►

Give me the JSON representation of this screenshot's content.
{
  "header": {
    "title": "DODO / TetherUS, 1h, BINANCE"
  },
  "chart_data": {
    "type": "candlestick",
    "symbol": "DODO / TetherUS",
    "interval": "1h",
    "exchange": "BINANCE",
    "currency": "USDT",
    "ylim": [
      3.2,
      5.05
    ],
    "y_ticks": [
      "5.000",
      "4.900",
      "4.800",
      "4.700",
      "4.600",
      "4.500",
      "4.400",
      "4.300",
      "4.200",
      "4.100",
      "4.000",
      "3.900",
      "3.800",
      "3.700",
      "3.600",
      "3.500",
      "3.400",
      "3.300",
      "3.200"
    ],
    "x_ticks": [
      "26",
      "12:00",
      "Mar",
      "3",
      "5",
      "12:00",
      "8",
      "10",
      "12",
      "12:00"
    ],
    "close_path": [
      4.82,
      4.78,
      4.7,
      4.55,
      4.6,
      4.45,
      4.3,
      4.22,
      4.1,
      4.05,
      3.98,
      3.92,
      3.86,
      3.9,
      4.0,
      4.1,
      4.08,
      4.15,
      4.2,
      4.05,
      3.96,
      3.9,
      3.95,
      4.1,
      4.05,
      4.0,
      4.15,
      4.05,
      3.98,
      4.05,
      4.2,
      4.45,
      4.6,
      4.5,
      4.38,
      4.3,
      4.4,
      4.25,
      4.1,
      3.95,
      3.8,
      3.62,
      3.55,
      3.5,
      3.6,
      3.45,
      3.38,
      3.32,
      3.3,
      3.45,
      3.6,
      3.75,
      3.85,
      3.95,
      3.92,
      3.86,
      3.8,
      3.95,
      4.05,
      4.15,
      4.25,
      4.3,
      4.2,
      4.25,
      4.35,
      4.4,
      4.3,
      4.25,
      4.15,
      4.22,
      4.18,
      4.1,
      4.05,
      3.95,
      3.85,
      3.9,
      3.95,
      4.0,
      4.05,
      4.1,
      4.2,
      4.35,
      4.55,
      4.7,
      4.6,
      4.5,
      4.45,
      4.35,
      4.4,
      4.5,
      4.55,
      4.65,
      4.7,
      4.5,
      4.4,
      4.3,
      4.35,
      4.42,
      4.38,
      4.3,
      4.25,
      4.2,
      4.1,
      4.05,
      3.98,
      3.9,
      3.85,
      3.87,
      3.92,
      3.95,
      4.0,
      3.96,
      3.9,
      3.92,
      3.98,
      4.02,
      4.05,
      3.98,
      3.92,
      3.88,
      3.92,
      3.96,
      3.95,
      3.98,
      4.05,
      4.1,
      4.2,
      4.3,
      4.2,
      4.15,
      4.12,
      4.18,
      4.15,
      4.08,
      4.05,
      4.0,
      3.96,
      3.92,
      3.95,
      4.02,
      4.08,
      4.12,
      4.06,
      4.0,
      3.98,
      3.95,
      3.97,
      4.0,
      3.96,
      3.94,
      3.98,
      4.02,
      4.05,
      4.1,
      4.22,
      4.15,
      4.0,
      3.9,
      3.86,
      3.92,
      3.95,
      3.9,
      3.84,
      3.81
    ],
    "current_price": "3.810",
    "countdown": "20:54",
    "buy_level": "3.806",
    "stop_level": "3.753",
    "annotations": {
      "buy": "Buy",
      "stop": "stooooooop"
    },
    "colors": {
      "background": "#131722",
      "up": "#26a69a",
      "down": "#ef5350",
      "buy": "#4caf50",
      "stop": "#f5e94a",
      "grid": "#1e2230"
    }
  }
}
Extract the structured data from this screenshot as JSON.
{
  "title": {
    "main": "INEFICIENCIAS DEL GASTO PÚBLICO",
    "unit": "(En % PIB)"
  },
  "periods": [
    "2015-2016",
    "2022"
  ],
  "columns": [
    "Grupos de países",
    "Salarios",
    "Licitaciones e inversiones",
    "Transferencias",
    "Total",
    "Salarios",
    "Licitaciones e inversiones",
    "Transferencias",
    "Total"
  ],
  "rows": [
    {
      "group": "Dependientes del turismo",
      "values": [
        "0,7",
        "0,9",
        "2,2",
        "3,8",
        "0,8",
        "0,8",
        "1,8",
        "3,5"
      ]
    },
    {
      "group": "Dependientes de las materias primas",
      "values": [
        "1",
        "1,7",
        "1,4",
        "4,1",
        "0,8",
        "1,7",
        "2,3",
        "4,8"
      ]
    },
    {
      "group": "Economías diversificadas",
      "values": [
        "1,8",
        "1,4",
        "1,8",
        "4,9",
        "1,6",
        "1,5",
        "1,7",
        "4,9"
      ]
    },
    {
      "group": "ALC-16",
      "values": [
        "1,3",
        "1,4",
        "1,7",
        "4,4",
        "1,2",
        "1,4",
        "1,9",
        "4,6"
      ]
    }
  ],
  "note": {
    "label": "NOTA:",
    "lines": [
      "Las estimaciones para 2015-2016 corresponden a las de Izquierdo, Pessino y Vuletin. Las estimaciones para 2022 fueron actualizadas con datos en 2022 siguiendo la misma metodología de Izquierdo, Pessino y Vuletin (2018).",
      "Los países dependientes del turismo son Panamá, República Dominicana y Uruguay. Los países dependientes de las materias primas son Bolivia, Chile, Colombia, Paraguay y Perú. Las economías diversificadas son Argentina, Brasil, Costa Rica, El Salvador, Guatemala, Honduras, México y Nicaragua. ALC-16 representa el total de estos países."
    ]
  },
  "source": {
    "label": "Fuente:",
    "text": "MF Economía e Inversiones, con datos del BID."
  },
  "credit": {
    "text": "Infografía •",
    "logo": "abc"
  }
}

◄

Every line that holds the string "DODO" should be returned.

> _Output of the exercise_
    "title": "DODO / TetherUS, 1h, BINANCE"
    "symbol": "DODO / TetherUS",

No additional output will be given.